Show every line below where "this" can be found.

*Listed entries*:
[Start]

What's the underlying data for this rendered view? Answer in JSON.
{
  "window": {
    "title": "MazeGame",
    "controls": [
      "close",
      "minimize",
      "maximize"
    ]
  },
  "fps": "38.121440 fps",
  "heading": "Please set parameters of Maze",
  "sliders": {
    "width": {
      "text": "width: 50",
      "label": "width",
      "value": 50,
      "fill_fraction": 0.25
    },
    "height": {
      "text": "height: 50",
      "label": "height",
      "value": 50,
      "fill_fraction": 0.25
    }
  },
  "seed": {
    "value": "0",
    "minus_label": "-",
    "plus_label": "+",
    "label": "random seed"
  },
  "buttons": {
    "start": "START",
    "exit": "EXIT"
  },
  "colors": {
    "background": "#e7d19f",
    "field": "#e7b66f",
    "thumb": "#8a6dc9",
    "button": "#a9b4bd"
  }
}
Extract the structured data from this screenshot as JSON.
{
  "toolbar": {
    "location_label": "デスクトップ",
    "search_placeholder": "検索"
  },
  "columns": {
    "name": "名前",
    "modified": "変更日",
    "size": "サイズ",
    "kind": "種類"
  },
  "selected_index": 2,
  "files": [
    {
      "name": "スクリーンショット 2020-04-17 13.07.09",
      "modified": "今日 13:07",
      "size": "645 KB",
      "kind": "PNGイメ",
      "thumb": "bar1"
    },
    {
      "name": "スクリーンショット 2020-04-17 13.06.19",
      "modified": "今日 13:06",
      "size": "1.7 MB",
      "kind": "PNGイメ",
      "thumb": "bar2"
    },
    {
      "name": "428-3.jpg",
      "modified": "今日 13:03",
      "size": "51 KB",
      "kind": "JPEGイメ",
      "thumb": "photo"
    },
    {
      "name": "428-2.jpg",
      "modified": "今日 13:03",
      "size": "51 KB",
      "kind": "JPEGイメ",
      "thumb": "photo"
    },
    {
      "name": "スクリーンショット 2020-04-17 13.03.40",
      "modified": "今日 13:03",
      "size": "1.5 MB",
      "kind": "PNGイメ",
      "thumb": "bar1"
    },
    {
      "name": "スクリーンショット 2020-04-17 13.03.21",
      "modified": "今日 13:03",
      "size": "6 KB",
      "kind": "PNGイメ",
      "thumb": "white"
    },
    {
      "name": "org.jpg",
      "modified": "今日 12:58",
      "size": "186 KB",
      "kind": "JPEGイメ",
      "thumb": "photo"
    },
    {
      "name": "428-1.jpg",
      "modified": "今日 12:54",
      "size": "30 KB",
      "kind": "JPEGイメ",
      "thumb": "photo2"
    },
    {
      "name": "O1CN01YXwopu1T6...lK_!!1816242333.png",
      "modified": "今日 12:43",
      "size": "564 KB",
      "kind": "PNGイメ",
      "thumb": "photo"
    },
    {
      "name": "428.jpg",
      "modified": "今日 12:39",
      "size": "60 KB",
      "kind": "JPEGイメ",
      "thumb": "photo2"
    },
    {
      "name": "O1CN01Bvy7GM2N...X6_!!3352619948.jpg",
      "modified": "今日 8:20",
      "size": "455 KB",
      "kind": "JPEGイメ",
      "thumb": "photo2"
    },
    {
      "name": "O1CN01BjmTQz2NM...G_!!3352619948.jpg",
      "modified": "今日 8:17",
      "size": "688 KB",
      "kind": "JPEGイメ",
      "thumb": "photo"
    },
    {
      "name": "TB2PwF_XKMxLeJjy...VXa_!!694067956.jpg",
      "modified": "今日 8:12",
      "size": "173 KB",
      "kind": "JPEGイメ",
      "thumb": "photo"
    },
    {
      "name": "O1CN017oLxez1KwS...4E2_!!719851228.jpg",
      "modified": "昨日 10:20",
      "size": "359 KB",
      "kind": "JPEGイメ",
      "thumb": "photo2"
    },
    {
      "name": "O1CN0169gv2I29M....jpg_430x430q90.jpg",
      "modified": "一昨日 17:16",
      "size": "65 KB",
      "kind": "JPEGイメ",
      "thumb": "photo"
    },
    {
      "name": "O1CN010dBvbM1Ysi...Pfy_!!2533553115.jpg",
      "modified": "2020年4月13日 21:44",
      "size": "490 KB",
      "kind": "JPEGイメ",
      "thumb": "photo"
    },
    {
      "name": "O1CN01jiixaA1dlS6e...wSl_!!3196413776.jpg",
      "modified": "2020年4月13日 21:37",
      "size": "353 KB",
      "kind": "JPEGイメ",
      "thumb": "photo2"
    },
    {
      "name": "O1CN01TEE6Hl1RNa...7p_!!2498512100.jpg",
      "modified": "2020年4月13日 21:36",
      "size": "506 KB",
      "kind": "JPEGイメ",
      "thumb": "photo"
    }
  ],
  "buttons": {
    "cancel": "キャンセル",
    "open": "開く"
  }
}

[End]

*Completed exercise*:
What's the underlying data for this rendered view? Answer in JSON.
Extract the structured data from this screenshot as JSON.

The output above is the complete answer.